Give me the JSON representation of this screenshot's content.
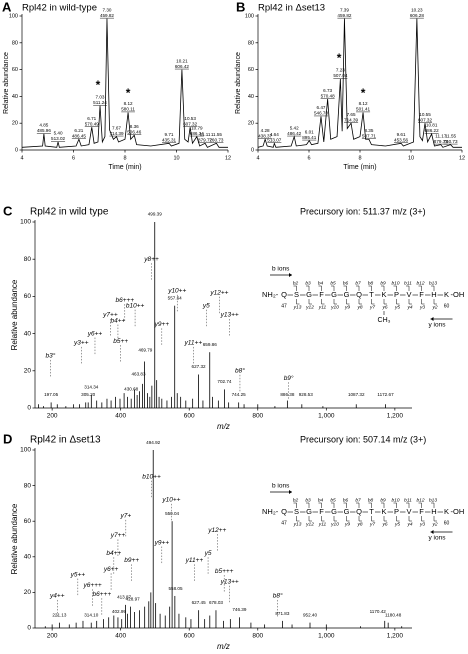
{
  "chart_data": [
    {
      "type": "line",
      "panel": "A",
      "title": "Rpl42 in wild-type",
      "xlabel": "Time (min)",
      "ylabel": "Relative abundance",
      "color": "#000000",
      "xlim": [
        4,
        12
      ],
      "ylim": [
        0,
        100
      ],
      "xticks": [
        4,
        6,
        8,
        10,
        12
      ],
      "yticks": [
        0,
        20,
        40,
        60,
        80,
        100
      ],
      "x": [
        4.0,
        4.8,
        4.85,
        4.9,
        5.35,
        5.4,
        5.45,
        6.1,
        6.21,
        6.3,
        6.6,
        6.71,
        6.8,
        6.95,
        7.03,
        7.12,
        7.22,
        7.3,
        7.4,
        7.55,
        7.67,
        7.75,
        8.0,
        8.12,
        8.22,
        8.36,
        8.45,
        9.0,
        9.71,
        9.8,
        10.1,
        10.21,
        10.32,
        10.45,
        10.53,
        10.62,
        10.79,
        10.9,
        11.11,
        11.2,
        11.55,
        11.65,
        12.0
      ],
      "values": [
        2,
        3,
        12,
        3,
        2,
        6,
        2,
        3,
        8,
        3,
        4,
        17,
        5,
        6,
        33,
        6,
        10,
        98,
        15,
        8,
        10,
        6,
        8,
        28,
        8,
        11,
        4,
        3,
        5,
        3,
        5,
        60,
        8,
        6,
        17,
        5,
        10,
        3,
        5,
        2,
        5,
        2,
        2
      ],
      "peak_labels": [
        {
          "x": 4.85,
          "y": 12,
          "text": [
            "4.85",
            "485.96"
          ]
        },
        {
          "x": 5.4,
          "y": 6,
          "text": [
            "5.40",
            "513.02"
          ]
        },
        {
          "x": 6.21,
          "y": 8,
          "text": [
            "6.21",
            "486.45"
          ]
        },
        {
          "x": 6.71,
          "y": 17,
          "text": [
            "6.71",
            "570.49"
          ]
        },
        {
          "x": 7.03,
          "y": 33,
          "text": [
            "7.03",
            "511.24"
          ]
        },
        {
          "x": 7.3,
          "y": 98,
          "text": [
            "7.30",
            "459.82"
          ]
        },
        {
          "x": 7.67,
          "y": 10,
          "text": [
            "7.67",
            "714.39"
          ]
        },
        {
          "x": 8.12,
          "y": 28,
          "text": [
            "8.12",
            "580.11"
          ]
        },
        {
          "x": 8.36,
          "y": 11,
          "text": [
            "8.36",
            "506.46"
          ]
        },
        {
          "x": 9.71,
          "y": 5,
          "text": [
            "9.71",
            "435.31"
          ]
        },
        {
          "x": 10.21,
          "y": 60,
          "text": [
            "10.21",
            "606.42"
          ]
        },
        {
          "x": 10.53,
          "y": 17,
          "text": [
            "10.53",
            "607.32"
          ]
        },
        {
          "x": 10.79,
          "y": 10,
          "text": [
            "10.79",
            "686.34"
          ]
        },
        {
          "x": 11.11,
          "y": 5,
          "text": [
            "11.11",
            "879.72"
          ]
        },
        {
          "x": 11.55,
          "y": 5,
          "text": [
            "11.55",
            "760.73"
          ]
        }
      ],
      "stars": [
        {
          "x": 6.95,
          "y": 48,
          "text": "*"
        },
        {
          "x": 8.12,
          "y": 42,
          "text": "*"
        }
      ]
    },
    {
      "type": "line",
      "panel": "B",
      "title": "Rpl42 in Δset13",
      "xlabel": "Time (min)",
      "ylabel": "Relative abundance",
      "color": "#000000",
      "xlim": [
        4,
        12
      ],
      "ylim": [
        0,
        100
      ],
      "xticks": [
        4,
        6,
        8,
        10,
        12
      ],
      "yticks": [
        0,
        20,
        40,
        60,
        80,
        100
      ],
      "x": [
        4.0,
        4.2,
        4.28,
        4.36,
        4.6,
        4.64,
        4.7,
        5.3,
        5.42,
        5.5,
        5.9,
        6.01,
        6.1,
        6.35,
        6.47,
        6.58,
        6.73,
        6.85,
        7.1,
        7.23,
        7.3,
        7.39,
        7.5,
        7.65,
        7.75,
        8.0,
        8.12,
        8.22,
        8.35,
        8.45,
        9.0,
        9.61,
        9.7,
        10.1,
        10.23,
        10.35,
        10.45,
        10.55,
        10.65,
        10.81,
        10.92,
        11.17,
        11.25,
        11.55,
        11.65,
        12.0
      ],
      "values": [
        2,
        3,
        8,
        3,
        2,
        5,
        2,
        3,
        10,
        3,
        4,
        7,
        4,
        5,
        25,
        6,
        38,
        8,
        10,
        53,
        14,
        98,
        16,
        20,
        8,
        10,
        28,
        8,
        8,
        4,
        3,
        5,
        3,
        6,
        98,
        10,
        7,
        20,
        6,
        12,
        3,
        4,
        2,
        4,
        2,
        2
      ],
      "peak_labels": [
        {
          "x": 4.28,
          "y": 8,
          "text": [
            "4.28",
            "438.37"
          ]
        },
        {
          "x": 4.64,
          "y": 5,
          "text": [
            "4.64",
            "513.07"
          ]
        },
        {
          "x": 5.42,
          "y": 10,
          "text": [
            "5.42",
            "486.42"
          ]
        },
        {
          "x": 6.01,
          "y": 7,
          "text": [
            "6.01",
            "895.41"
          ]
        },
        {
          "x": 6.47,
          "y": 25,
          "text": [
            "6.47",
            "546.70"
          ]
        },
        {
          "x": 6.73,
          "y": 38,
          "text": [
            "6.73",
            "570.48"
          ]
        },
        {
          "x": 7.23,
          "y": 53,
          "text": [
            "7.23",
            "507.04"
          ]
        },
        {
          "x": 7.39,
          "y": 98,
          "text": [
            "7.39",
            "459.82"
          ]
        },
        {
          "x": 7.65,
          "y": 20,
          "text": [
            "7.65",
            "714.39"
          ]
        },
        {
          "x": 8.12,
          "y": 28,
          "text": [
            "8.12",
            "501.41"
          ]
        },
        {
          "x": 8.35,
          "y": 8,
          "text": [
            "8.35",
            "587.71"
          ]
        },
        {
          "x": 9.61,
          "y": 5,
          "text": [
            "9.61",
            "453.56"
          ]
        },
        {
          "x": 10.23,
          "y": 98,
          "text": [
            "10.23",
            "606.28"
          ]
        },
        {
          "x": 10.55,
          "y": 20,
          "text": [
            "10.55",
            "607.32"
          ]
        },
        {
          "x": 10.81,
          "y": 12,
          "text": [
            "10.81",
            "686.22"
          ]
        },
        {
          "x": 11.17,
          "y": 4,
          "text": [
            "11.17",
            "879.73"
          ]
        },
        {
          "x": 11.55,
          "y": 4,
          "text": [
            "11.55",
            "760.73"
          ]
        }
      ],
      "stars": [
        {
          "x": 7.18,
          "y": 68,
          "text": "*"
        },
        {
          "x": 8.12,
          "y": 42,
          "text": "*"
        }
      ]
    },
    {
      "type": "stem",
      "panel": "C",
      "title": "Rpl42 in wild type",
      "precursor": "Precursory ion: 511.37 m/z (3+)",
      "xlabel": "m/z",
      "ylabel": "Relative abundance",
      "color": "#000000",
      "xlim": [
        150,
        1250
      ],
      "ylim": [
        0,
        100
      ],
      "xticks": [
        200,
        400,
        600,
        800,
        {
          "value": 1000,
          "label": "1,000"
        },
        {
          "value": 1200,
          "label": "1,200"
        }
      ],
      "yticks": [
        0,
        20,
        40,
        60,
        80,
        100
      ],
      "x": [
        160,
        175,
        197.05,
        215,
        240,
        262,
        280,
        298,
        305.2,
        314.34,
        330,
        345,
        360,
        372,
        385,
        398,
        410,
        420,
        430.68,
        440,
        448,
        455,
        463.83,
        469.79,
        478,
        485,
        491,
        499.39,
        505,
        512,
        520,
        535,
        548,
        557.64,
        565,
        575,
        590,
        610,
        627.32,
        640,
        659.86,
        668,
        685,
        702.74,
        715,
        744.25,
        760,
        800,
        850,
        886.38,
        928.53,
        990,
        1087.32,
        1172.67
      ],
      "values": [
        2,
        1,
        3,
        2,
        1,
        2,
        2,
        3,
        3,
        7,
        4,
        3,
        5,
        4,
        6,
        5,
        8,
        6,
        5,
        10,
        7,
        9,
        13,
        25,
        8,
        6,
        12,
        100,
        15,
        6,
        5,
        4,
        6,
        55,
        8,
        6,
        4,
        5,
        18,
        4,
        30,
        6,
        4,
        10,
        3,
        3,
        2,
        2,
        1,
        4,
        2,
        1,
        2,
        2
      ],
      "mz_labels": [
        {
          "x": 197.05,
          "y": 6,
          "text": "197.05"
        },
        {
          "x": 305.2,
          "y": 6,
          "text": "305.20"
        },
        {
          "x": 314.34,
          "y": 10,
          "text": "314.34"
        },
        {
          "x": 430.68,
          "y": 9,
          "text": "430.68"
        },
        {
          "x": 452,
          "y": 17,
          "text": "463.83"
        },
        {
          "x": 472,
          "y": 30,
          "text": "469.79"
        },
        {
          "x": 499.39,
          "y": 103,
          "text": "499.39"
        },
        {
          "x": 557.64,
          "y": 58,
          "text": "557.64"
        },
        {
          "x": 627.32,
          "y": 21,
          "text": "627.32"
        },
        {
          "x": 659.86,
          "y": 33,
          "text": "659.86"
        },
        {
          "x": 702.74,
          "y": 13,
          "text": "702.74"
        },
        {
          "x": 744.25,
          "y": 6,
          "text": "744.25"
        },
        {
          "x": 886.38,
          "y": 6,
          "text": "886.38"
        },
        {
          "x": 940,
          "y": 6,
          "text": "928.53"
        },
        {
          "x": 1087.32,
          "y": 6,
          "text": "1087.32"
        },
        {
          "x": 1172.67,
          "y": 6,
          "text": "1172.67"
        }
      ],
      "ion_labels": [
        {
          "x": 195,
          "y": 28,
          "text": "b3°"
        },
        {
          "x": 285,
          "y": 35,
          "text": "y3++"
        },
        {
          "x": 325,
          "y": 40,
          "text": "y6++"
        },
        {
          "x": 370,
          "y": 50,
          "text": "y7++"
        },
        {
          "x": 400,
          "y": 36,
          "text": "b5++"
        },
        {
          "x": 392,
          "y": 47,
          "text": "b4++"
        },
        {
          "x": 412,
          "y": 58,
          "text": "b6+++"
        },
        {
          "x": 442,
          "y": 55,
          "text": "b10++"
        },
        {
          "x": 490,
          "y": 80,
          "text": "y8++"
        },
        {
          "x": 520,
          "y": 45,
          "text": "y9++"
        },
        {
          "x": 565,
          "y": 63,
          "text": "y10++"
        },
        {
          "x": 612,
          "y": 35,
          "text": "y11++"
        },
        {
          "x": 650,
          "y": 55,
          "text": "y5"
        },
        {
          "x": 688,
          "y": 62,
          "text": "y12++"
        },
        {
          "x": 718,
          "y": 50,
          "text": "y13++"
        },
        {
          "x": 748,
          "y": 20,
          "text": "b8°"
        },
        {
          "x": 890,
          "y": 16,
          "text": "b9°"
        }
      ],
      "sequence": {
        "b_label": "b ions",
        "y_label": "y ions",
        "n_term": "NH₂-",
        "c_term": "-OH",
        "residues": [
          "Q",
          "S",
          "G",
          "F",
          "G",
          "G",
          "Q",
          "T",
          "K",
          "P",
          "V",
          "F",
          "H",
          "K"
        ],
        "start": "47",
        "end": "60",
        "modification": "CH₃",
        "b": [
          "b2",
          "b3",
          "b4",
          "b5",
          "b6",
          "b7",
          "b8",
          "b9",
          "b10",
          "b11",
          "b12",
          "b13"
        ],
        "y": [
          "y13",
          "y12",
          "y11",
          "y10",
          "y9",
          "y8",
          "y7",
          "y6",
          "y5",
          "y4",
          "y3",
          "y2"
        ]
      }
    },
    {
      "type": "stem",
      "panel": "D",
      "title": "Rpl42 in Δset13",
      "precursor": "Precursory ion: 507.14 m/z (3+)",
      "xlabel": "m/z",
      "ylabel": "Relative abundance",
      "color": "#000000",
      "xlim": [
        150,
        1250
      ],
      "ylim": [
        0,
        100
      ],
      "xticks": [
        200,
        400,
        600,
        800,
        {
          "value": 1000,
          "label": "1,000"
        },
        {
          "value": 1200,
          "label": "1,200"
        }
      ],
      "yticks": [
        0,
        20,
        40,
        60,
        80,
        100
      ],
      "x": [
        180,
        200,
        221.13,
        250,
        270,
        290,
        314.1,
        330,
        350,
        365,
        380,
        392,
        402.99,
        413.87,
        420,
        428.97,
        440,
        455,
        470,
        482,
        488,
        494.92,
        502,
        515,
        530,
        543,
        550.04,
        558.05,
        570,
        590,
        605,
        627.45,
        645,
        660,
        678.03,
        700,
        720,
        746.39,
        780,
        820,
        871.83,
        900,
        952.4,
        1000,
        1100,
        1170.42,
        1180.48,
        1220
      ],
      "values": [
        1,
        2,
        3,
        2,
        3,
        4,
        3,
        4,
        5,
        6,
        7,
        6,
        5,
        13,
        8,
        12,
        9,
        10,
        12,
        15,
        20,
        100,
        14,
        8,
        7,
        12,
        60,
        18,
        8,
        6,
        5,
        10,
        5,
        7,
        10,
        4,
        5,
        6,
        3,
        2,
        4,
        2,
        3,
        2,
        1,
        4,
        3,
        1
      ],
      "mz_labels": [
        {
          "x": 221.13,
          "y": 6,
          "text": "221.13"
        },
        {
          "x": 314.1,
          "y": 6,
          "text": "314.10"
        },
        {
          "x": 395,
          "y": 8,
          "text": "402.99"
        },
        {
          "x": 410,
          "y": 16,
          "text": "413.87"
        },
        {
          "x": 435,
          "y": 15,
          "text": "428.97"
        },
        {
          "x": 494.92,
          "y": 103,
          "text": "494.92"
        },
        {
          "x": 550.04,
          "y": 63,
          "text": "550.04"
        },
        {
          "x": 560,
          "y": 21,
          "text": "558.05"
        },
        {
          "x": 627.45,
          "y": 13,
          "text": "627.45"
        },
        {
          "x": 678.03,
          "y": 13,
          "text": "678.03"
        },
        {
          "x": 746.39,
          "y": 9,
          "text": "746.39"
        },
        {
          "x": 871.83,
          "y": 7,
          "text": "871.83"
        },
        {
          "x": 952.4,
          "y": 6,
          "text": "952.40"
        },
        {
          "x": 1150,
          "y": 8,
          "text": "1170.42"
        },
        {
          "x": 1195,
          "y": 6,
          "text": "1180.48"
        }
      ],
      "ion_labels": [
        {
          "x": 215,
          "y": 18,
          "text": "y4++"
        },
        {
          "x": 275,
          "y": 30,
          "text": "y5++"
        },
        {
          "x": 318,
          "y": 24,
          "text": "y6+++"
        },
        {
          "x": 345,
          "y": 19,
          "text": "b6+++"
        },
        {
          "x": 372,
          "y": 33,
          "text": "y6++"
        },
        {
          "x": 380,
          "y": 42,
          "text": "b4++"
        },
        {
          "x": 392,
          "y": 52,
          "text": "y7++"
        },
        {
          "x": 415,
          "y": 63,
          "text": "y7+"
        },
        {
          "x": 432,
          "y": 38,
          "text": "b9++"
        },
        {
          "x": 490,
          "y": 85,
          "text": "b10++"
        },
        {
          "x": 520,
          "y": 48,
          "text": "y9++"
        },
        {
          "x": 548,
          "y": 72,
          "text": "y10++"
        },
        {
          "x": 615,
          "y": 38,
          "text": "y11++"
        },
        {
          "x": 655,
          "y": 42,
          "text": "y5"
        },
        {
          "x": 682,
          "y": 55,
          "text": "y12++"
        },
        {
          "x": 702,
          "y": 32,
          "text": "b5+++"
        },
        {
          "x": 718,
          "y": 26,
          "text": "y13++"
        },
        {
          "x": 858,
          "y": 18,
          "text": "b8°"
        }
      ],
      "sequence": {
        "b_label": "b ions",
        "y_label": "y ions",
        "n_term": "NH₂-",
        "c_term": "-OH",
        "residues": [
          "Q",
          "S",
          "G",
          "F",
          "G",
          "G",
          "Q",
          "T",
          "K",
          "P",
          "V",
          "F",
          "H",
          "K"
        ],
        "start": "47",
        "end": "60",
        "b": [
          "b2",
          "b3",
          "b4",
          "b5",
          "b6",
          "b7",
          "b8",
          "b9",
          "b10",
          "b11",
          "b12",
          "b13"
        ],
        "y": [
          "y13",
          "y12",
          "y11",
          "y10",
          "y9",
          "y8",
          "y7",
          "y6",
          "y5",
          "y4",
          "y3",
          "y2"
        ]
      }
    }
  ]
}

--------

Exercise directions - Copy out each line of the records where the string "wild" appears.

Final result -
      "title": "Rpl42 in wild-type",
      "title": "Rpl42 in wild type",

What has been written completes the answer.